SHORT TASK: Bring together all lines of the material below that contain the string "this".

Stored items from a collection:
<<<<
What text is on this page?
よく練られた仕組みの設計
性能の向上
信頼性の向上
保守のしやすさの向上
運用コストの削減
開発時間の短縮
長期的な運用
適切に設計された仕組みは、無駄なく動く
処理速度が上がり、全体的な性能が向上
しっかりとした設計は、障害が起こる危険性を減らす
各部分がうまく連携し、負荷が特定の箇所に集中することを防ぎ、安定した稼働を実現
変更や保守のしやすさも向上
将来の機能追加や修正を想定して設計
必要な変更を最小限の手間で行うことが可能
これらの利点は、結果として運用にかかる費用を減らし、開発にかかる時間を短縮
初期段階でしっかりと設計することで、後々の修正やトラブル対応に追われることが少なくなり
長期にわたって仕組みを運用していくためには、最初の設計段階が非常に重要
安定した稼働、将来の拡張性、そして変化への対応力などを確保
>>>>
<<<<
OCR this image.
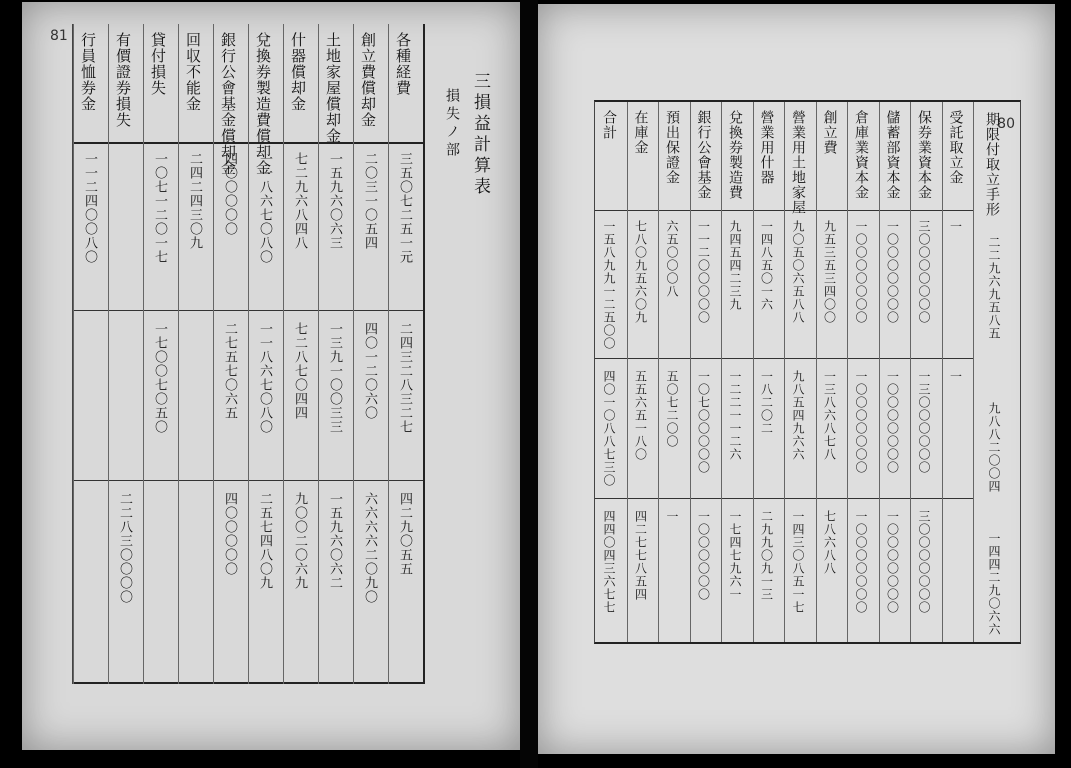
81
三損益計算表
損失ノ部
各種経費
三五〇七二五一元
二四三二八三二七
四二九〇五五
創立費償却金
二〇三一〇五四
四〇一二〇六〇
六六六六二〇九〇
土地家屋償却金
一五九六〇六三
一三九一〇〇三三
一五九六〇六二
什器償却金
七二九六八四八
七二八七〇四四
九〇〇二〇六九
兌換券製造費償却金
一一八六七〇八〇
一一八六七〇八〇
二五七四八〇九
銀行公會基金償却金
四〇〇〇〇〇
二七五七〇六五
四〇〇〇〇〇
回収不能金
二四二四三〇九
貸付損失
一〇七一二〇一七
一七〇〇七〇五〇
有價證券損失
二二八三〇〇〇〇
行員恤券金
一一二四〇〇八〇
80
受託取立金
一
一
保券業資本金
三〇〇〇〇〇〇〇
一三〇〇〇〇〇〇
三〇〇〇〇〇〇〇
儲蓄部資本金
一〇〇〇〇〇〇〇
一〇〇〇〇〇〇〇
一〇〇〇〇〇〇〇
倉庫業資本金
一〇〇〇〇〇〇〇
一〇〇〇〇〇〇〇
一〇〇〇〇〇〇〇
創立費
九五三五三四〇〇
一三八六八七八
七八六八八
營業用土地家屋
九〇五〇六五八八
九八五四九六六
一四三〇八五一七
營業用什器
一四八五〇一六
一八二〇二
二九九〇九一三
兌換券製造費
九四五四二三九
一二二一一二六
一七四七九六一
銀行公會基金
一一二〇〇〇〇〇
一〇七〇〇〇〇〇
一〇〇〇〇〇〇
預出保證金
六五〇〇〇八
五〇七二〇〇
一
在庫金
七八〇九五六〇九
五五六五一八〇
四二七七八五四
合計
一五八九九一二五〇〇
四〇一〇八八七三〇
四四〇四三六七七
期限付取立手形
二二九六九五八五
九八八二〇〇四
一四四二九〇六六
>>>>
REPLY:
What text is on this page?
OCR this image.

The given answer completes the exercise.